* _Text extract_:
----

Friday, May 27, 2011

The Styrofoam Bridge
Does this look like something you'd build a bridge out of?

I didn't think so.

I do all my best thinking, as I mentioned last week, when I'm completely alone with nothing even near the horizon to distract me.

I was praying over the situation with my mom last week.  I was wishing I could articulate what I am thinking and why I'm behaving the way I am with her - why I'm not calling her or pursuing any type of relationship with her.  I wish it sounded healthy.  I don't know if I'm looking for ways to justify my behavior or just be able to explain it.

But as I was laboring this over in my head I decided to just pray and say those exact words to God.  So I did.

"Dear God.  I want a way to explain this.  I know there are reasons why I'm doing what I am but I can't explain them.  I feel like I'm doing the right thing but I can't articulate why and I want to."

And just after saying those words a picture came into my head.

A picture of  a styrofoam bridge.

That is what my mom is wanting from me and what my aunt is wanting from me.

There is a gaping hole between two mountainsides.  I am one side; mom is the other.  And the hole exists because of the pain of the last 10 months coupled with the pain that was never dealt with from years ago. 

Instead of dealing with the situation by:
  1. Honestly addressing the reality of the situation.  "Hey look.  There is a huge hole here and there is no way we can see eye to eye without some sort of bridge here." 
  2. Acknowledging that one person can't fix it alone and have it be worth anything.
  3. And using substaintial and stable tools to fix the situation,

we're going to do this.....
  1. Maybe acknowledge the other mountain.
  2. Yell at the person occassionally from my mountain to tell them what I'm thinking and have it rarely if ever understood.
  3. Or if all else fails and we decide to try to get from one mountainside to the other, have someone throw a slab of styrofoam to cross the bridges and expect to safely pass.

I don't think so.

My mom is asking me to not truly address this and not acknowledge the truth with the end goal of having things go back to the way they were while pushing everything under the rug.  Actually, with me pushing everything under the rug.

The problem with that though is that I've crossed that styrofoam bridge before.  Except I didn't get the whole way across it.  I got somewhere near the middle and it broke. 

I'm not up for that anymore.  Not unless there is something real crossing those mountainsides.

You know what else I'm not up for?  My aunt being on my mountain and telling me to throw a slab of styrofoam over to my mom's side.

So I've made some decisions.  Here is a key to decode my vision here.
  • mountainside = life
  • bridge = relationship and everything that goes into relationship
  • steel and wood = necessary tools to maintain a healthy relationship
  • styrofoam = false means of maintaining relationships = always leads to dysfunctional relationships
Here goes.....

  1. Stay on my mountain:  I'm going to keep my distance for a little while.  I don't know how long.  Until I find the tools of faith, courage, forgiveness and wholeness to even start to build a bridge I'm going to stay on my own mountain.

----

Excerpts from a layout annotation set
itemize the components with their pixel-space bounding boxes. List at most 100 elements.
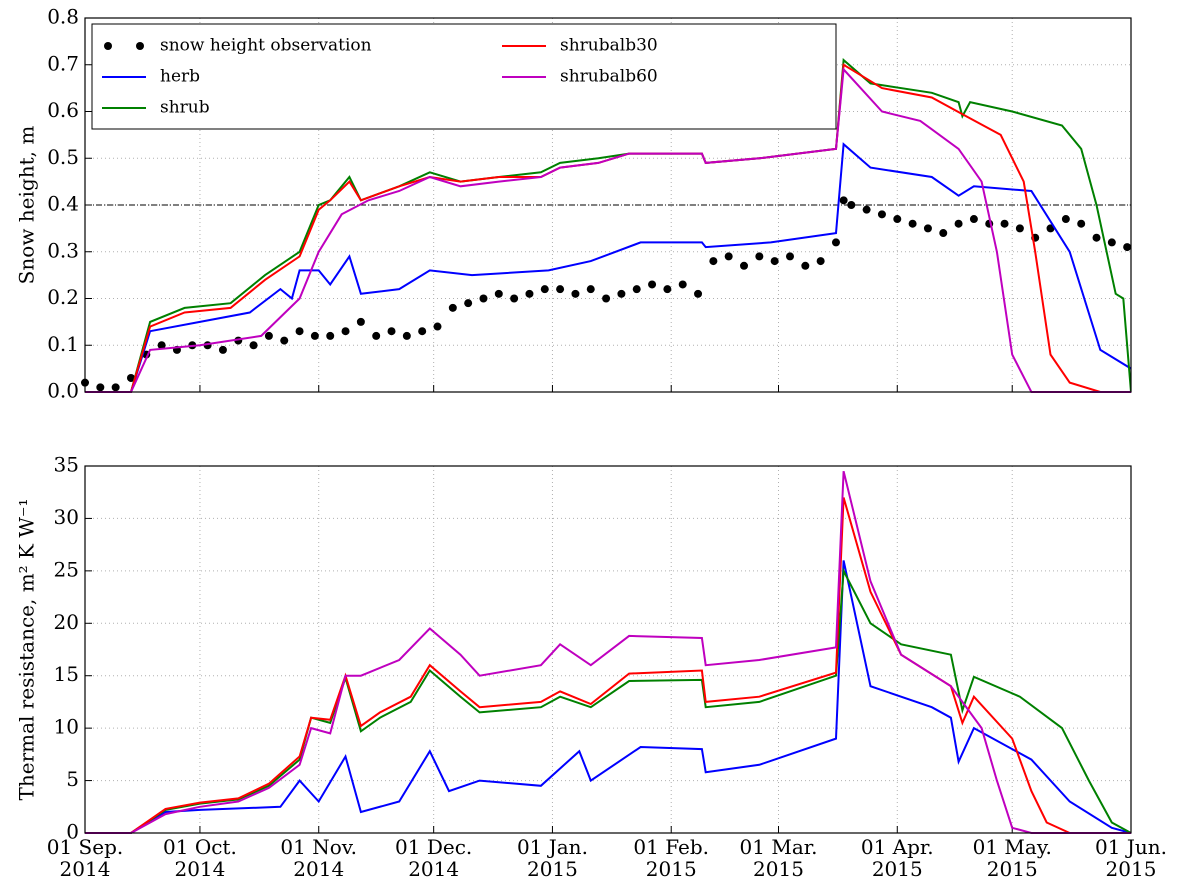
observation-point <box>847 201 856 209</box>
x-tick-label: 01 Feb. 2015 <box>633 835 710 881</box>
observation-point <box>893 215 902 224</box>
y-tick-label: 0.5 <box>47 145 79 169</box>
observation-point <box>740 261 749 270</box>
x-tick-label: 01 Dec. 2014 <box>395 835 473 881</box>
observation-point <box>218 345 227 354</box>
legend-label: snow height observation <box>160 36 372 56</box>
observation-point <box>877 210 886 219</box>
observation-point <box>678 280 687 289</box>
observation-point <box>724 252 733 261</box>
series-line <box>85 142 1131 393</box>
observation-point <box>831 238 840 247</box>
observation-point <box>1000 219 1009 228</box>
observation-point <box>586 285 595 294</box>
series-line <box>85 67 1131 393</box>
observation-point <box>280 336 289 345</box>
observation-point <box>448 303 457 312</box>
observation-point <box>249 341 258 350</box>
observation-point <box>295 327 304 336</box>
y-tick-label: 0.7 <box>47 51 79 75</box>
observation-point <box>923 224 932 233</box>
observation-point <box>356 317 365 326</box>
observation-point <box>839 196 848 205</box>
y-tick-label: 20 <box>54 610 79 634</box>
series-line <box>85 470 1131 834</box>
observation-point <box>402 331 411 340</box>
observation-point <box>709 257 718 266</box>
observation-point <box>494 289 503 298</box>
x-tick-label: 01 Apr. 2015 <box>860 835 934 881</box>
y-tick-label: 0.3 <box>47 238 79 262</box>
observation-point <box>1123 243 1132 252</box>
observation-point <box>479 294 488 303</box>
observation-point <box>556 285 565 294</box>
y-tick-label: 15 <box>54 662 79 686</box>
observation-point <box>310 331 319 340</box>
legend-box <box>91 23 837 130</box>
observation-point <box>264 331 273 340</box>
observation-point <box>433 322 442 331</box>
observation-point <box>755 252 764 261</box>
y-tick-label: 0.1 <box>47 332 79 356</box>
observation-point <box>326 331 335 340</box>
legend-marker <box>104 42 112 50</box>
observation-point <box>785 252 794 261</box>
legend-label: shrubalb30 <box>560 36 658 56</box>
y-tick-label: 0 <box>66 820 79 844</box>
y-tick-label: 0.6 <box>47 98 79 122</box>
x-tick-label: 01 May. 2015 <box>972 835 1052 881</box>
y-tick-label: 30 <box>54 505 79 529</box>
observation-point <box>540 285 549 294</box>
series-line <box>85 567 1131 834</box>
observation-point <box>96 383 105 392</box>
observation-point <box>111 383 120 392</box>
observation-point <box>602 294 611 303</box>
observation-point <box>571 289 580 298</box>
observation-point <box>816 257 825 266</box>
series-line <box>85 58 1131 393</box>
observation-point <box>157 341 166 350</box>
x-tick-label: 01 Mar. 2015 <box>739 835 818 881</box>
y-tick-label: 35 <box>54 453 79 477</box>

----

* _Problems_:
#1 In the styrofoam bridge post, what do "steel and wood" stand for in the key?
#2 Go on with the styrofoam bridge post after its last sentence.

* _Responses to the tasks_:
#1 Necessary tools to maintain a healthy relationship.

#2
  2. Evaluate my mountain:  I'm going to honestly evaluate my mountain to see what exactly I'm dealing with - who I am and what potential God has given me before I start building bridges all over the place.
  3. Evaluate the other mountain:  Honestly evaluate what I'm seeing on her mountainside.  Pretending the things that hurt and the realities of our relationship and interaction with each other doesn't exist is not dealing with the truth.  And if I am unable to deal with the truth I can not be set free with it.
  4. Escort people off my mountain:  Ask my aunt to get off my mountain.  She needs to be dealing with her own mountain.  Being on mine and yelling at me is only threatening the survival of our relationship and her own mountain and bridges.
  5. See other mountains as separate:  Realize that I can't ask people to get on my mountain with me and see things solely from my perspective.  They need to stay on their own mountains.  My children have their own mountains.  My husband has his own mountain.
In case this is completely not understandable let me provide a personal example.

My mother used to see my kids at least every other week.  If we went 3 weeks or longer without them seeing each other that was strange.  And she used to talk to the kids at least 1-2 times per week.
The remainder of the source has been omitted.